Data excerpts:

☆ ☆ ☆ ☆ ☆ ☆ ☆

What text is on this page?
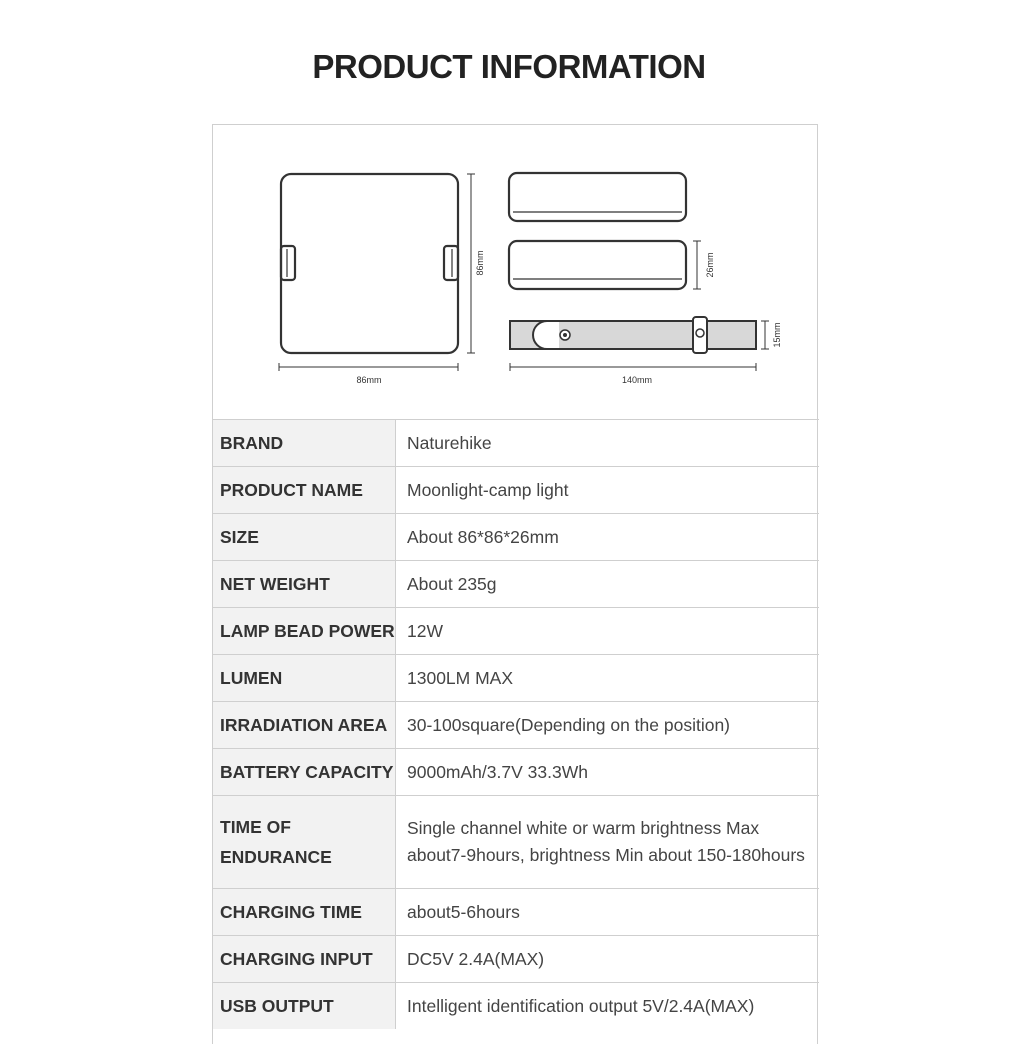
PRODUCT INFORMATION
86mm
86mm
26mm
15mm
140mm
BRAND	Naturehike
PRODUCT NAME	Moonlight-camp light
SIZE	About 86*86*26mm
NET WEIGHT	About 235g
LAMP BEAD POWER 12W
LUMEN	1300LM MAX
IRRADIATION AREA	30-100square(Depending on the position)
BATTERY CAPACITY 9000mAh/3.7V 33.3Wh
TIME OF ENDURANCE
Single channel white or warm brightness Max about7-9hours, brightness Min about 150-180hours
CHARGING TIME	about5-6hours
CHARGING INPUT	DC5V 2.4A(MAX)
USB OUTPUT	Intelligent identification output 5V/2.4A(MAX)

☆ ☆ ☆ ☆ ☆ ☆ ☆

[SHORT TASK] Take every line from the data that contains the word "PRODUCT".

[TASK OUTPUT]
PRODUCT INFORMATION
PRODUCT NAME	Moonlight-camp light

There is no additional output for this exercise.